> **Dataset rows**

==========

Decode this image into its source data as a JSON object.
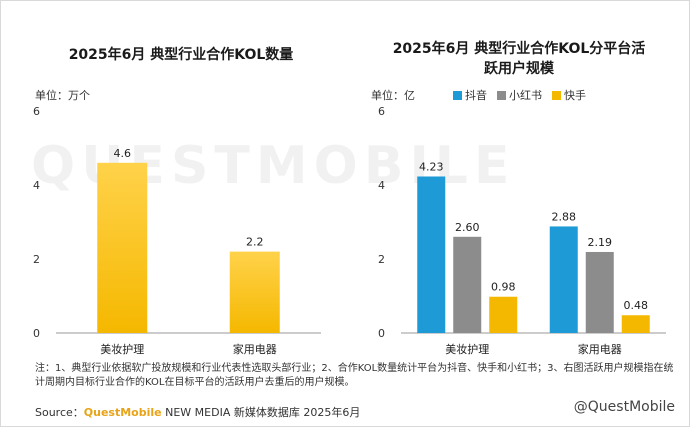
{
  "watermark_big": "QUESTMOBILE",
  "left_chart": {
    "title": "2025年6月 典型行业合作KOL数量",
    "unit_label": "单位：万个"
  },
  "right_chart": {
    "title_line1": "2025年6月 典型行业合作KOL分平台活",
    "title_line2": "跃用户规模",
    "unit_label": "单位：亿"
  },
  "note": "注：1、典型行业依据软广投放规模和行业代表性选取头部行业；2、合作KOL数量统计平台为抖音、快手和小红书；3、右图活跃用户规模指在统计周期内目标行业合作的KOL在目标平台的活跃用户去重后的用户规模。",
  "source": {
    "prefix": "Source：",
    "brand": "QuestMobile",
    "rest": " NEW MEDIA 新媒体数据库 2025年6月"
  },
  "corner_watermark": "@QuestMobile",
  "colors": {
    "gold": "#F5B800",
    "gold_light": "#FFD24A",
    "blue": "#1E9BD7",
    "grey": "#8C8C8C",
    "axis": "#999999"
  },
  "chart_data": [
    {
      "type": "bar",
      "title": "2025年6月 典型行业合作KOL数量",
      "ylabel": "单位：万个",
      "categories": [
        "美妆护理",
        "家用电器"
      ],
      "values": [
        4.6,
        2.2
      ],
      "value_labels": [
        "4.6",
        "2.2"
      ],
      "ylim": [
        0,
        6
      ],
      "yticks": [
        0,
        2,
        4,
        6
      ],
      "grid": false
    },
    {
      "type": "bar",
      "title": "2025年6月 典型行业合作KOL分平台活跃用户规模",
      "ylabel": "单位：亿",
      "categories": [
        "美妆护理",
        "家用电器"
      ],
      "series": [
        {
          "name": "抖音",
          "color": "#1E9BD7",
          "values": [
            4.23,
            2.88
          ],
          "labels": [
            "4.23",
            "2.88"
          ]
        },
        {
          "name": "小红书",
          "color": "#8C8C8C",
          "values": [
            2.6,
            2.19
          ],
          "labels": [
            "2.60",
            "2.19"
          ]
        },
        {
          "name": "快手",
          "color": "#F5B800",
          "values": [
            0.98,
            0.48
          ],
          "labels": [
            "0.98",
            "0.48"
          ]
        }
      ],
      "ylim": [
        0,
        6
      ],
      "yticks": [
        0,
        2,
        4,
        6
      ],
      "legend": "top",
      "grid": false
    }
  ]
}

==========

> **Given problem**
Transcribe all the lines above exactly, apart from the pictures.

> **Answer in full**
Decode this image into its source data as a JSON object.
{
  "watermark_big": "QUESTMOBILE",
  "left_chart": {
    "title": "2025年6月 典型行业合作KOL数量",
    "unit_label": "单位：万个"
  },
  "right_chart": {
    "title_line1": "2025年6月 典型行业合作KOL分平台活",
    "title_line2": "跃用户规模",
    "unit_label": "单位：亿"
  },
  "note": "注：1、典型行业依据软广投放规模和行业代表性选取头部行业；2、合作KOL数量统计平台为抖音、快手和小红书；3、右图活跃用户规模指在统计周期内目标行业合作的KOL在目标平台的活跃用户去重后的用户规模。",
  "source": {
    "prefix": "Source：",
    "brand": "QuestMobile",
    "rest": " NEW MEDIA 新媒体数据库 2025年6月"
  },
  "corner_watermark": "@QuestMobile",
  "colors": {
    "gold": "#F5B800",
    "gold_light": "#FFD24A",
    "blue": "#1E9BD7",
    "grey": "#8C8C8C",
    "axis": "#999999"
  },
  "chart_data": [
    {
      "type": "bar",
      "title": "2025年6月 典型行业合作KOL数量",
      "ylabel": "单位：万个",
      "categories": [
        "美妆护理",
        "家用电器"
      ],
      "values": [
        4.6,
        2.2
      ],
      "value_labels": [
        "4.6",
        "2.2"
      ],
      "ylim": [
        0,
        6
      ],
      "yticks": [
        0,
        2,
        4,
        6
      ],
      "grid": false
    },
    {
      "type": "bar",
      "title": "2025年6月 典型行业合作KOL分平台活跃用户规模",
      "ylabel": "单位：亿",
      "categories": [
        "美妆护理",
        "家用电器"
      ],
      "series": [
        {
          "name": "抖音",
          "color": "#1E9BD7",
          "values": [
            4.23,
            2.88
          ],
          "labels": [
            "4.23",
            "2.88"
          ]
        },
        {
          "name": "小红书",
          "color": "#8C8C8C",
          "values": [
            2.6,
            2.19
          ],
          "labels": [
            "2.60",
            "2.19"
          ]
        },
        {
          "name": "快手",
          "color": "#F5B800",
          "values": [
            0.98,
            0.48
          ],
          "labels": [
            "0.98",
            "0.48"
          ]
        }
      ],
      "ylim": [
        0,
        6
      ],
      "yticks": [
        0,
        2,
        4,
        6
      ],
      "legend": "top",
      "grid": false
    }
  ]
}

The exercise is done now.